#### What to produce:
List each line holding the string "eingerichtet".

=== Data lines ===

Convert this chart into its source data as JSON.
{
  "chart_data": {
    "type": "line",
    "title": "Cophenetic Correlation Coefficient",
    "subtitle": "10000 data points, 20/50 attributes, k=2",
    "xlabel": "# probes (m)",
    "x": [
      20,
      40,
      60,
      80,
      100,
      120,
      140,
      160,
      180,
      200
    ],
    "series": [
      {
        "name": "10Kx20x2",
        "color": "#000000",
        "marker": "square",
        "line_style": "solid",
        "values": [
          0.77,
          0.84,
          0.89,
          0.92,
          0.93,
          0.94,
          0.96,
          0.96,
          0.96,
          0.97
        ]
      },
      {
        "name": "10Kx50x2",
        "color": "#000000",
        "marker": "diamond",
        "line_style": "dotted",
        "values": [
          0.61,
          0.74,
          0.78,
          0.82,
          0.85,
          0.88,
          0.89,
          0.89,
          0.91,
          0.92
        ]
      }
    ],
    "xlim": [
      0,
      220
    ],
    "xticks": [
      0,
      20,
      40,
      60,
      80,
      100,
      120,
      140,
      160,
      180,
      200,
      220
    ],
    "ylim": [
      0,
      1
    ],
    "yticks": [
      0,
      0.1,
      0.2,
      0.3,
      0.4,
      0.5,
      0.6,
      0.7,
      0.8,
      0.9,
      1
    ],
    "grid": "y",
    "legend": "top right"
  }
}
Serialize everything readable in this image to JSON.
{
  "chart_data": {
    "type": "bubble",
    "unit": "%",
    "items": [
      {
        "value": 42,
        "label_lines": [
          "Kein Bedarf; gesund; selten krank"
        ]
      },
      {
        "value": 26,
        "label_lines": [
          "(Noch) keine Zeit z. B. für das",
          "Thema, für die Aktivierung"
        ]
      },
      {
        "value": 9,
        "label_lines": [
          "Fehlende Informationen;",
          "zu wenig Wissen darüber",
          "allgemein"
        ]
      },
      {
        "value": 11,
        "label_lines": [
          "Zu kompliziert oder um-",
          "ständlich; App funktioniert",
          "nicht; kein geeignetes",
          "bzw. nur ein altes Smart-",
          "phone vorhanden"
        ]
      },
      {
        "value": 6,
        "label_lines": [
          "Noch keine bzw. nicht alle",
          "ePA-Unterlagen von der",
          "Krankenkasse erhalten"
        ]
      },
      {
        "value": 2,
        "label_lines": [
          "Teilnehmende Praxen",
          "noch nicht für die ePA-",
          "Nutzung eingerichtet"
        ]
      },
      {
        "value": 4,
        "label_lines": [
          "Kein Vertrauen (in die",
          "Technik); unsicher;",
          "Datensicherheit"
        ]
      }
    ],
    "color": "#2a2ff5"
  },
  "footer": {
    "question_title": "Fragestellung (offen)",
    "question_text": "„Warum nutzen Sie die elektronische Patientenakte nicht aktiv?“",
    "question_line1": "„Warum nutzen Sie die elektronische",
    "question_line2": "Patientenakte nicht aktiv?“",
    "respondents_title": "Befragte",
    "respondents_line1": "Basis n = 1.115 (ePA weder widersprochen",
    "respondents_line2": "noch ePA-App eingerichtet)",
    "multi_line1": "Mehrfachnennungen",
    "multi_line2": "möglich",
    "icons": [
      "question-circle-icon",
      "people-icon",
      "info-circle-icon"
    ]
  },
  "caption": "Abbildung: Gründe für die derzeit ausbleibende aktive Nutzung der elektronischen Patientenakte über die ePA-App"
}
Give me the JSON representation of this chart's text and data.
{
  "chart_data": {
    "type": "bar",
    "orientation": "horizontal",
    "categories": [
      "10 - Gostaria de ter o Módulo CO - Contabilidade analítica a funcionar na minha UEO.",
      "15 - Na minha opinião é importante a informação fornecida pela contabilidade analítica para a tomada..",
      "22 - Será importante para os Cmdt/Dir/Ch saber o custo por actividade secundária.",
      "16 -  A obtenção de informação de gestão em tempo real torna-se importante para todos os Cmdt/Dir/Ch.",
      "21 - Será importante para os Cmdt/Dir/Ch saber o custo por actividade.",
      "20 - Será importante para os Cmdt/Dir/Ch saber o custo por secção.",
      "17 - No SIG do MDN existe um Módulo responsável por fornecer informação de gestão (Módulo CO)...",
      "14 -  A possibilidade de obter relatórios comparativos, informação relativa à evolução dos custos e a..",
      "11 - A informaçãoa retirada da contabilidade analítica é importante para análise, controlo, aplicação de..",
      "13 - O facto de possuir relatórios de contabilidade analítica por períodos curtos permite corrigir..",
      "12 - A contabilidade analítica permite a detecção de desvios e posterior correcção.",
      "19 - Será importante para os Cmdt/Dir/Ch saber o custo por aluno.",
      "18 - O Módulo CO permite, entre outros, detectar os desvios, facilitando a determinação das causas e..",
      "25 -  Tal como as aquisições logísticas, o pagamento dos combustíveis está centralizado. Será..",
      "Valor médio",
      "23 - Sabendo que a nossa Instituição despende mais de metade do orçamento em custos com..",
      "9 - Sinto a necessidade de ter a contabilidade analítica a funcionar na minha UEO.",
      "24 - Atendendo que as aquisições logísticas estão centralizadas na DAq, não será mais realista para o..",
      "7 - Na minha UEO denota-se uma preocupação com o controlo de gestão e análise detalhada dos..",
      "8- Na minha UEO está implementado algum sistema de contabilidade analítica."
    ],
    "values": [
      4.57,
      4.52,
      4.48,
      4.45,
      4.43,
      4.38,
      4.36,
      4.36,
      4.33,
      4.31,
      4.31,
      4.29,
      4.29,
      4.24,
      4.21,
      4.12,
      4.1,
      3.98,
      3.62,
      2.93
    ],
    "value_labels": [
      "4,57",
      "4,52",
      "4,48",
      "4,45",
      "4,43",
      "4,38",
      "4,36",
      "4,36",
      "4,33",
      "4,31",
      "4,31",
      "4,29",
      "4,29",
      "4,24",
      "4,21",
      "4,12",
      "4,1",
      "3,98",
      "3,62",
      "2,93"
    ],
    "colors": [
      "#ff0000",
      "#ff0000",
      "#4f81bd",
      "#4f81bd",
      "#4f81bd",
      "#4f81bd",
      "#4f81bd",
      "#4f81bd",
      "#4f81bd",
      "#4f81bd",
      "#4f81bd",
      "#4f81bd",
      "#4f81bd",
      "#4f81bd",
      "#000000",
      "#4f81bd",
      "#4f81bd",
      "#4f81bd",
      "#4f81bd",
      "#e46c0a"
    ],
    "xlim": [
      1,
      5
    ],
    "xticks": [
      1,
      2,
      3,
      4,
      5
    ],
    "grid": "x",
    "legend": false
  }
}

===

#### Answer to this problem:
          "Nutzung eingerichtet"
    "respondents_line2": "noch ePA-App eingerichtet)",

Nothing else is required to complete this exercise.